··· Record set ···

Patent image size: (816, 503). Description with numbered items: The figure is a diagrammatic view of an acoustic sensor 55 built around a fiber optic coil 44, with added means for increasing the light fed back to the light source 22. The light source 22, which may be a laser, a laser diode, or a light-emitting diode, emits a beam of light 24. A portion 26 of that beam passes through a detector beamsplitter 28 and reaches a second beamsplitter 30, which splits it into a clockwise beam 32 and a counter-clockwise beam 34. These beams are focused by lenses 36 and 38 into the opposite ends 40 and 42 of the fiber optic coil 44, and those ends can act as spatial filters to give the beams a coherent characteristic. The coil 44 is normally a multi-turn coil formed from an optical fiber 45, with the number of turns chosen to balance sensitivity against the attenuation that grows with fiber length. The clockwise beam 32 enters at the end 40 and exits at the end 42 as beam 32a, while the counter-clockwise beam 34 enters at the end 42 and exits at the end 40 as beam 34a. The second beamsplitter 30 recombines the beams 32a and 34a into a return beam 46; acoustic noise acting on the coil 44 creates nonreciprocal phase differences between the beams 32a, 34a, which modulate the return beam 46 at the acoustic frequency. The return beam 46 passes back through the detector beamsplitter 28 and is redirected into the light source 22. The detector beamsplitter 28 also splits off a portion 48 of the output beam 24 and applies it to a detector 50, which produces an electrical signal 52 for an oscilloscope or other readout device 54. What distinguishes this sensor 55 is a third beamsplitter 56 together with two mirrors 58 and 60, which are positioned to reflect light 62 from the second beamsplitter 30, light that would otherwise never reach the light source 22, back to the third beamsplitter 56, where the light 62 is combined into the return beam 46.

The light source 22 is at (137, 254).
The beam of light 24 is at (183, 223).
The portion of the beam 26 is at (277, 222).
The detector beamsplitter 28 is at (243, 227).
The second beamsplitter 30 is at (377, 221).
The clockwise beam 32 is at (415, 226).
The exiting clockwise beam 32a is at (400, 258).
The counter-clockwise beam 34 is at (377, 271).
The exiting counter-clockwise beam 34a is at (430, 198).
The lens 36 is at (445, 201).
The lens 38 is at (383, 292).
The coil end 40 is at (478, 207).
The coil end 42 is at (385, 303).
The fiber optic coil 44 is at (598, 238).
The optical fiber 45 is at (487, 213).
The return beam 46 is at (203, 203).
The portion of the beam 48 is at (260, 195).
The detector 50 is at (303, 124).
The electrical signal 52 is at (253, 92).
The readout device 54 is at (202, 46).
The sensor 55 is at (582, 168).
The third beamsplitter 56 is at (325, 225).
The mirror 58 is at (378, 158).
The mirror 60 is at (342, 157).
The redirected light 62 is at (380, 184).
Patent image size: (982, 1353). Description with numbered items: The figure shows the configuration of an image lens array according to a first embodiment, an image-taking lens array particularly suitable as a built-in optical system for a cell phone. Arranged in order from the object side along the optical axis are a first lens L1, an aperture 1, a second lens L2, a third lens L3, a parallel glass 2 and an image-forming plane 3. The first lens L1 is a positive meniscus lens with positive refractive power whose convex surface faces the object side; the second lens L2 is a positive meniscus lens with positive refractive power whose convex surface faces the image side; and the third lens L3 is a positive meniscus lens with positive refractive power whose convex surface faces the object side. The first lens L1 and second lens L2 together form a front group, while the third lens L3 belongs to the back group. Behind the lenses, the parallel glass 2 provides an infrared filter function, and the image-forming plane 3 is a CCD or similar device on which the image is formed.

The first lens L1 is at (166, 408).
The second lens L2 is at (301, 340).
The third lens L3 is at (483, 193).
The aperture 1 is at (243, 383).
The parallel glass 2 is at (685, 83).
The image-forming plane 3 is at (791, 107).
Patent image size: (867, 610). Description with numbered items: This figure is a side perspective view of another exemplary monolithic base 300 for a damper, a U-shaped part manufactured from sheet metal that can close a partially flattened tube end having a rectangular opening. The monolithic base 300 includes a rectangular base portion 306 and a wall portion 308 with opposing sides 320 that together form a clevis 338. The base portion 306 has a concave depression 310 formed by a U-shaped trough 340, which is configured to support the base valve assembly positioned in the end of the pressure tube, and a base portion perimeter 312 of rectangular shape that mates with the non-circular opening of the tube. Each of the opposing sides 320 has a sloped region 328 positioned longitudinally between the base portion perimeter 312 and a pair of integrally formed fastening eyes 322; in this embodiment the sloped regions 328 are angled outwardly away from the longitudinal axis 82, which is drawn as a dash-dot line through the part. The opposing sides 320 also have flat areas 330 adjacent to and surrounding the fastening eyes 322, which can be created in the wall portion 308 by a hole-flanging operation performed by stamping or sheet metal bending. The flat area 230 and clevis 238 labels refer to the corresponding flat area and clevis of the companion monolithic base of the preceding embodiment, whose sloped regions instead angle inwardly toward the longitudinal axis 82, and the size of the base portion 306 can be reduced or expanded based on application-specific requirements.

···

◆ **Task objective**: Print all of the items above again, word for word and in the same order.

◆ **The response**:
Patent image size: (816, 503). Description with numbered items: The figure is a diagrammatic view of an acoustic sensor 55 built around a fiber optic coil 44, with added means for increasing the light fed back to the light source 22. The light source 22, which may be a laser, a laser diode, or a light-emitting diode, emits a beam of light 24. A portion 26 of that beam passes through a detector beamsplitter 28 and reaches a second beamsplitter 30, which splits it into a clockwise beam 32 and a counter-clockwise beam 34. These beams are focused by lenses 36 and 38 into the opposite ends 40 and 42 of the fiber optic coil 44, and those ends can act as spatial filters to give the beams a coherent characteristic. The coil 44 is normally a multi-turn coil formed from an optical fiber 45, with the number of turns chosen to balance sensitivity against the attenuation that grows with fiber length. The clockwise beam 32 enters at the end 40 and exits at the end 42 as beam 32a, while the counter-clockwise beam 34 enters at the end 42 and exits at the end 40 as beam 34a. The second beamsplitter 30 recombines the beams 32a and 34a into a return beam 46; acoustic noise acting on the coil 44 creates nonreciprocal phase differences between the beams 32a, 34a, which modulate the return beam 46 at the acoustic frequency. The return beam 46 passes back through the detector beamsplitter 28 and is redirected into the light source 22. The detector beamsplitter 28 also splits off a portion 48 of the output beam 24 and applies it to a detector 50, which produces an electrical signal 52 for an oscilloscope or other readout device 54. What distinguishes this sensor 55 is a third beamsplitter 56 together with two mirrors 58 and 60, which are positioned to reflect light 62 from the second beamsplitter 30, light that would otherwise never reach the light source 22, back to the third beamsplitter 56, where the light 62 is combined into the return beam 46.

The light source 22 is at (137, 254).
The beam of light 24 is at (183, 223).
The portion of the beam 26 is at (277, 222).
The detector beamsplitter 28 is at (243, 227).
The second beamsplitter 30 is at (377, 221).
The clockwise beam 32 is at (415, 226).
The exiting clockwise beam 32a is at (400, 258).
The counter-clockwise beam 34 is at (377, 271).
The exiting counter-clockwise beam 34a is at (430, 198).
The lens 36 is at (445, 201).
The lens 38 is at (383, 292).
The coil end 40 is at (478, 207).
The coil end 42 is at (385, 303).
The fiber optic coil 44 is at (598, 238).
The optical fiber 45 is at (487, 213).
The return beam 46 is at (203, 203).
The portion of the beam 48 is at (260, 195).
The detector 50 is at (303, 124).
The electrical signal 52 is at (253, 92).
The readout device 54 is at (202, 46).
The sensor 55 is at (582, 168).
The third beamsplitter 56 is at (325, 225).
The mirror 58 is at (378, 158).
The mirror 60 is at (342, 157).
The redirected light 62 is at (380, 184).
Patent image size: (982, 1353). Description with numbered items: The figure shows the configuration of an image lens array according to a first embodiment, an image-taking lens array particularly suitable as a built-in optical system for a cell phone. Arranged in order from the object side along the optical axis are a first lens L1, an aperture 1, a second lens L2, a third lens L3, a parallel glass 2 and an image-forming plane 3. The first lens L1 is a positive meniscus lens with positive refractive power whose convex surface faces the object side; the second lens L2 is a positive meniscus lens with positive refractive power whose convex surface faces the image side; and the third lens L3 is a positive meniscus lens with positive refractive power whose convex surface faces the object side. The first lens L1 and second lens L2 together form a front group, while the third lens L3 belongs to the back group. Behind the lenses, the parallel glass 2 provides an infrared filter function, and the image-forming plane 3 is a CCD or similar device on which the image is formed.

The first lens L1 is at (166, 408).
The second lens L2 is at (301, 340).
The third lens L3 is at (483, 193).
The aperture 1 is at (243, 383).
The parallel glass 2 is at (685, 83).
The image-forming plane 3 is at (791, 107).
Patent image size: (867, 610). Description with numbered items: This figure is a side perspective view of another exemplary monolithic base 300 for a damper, a U-shaped part manufactured from sheet metal that can close a partially flattened tube end having a rectangular opening. The monolithic base 300 includes a rectangular base portion 306 and a wall portion 308 with opposing sides 320 that together form a clevis 338. The base portion 306 has a concave depression 310 formed by a U-shaped trough 340, which is configured to support the base valve assembly positioned in the end of the pressure tube, and a base portion perimeter 312 of rectangular shape that mates with the non-circular opening of the tube. Each of the opposing sides 320 has a sloped region 328 positioned longitudinally between the base portion perimeter 312 and a pair of integrally formed fastening eyes 322; in this embodiment the sloped regions 328 are angled outwardly away from the longitudinal axis 82, which is drawn as a dash-dot line through the part. The opposing sides 320 also have flat areas 330 adjacent to and surrounding the fastening eyes 322, which can be created in the wall portion 308 by a hole-flanging operation performed by stamping or sheet metal bending. The flat area 230 and clevis 238 labels refer to the corresponding flat area and clevis of the companion monolithic base of the preceding embodiment, whose sloped regions instead angle inwardly toward the longitudinal axis 82, and the size of the base portion 306 can be reduced or expanded based on application-specific requirements.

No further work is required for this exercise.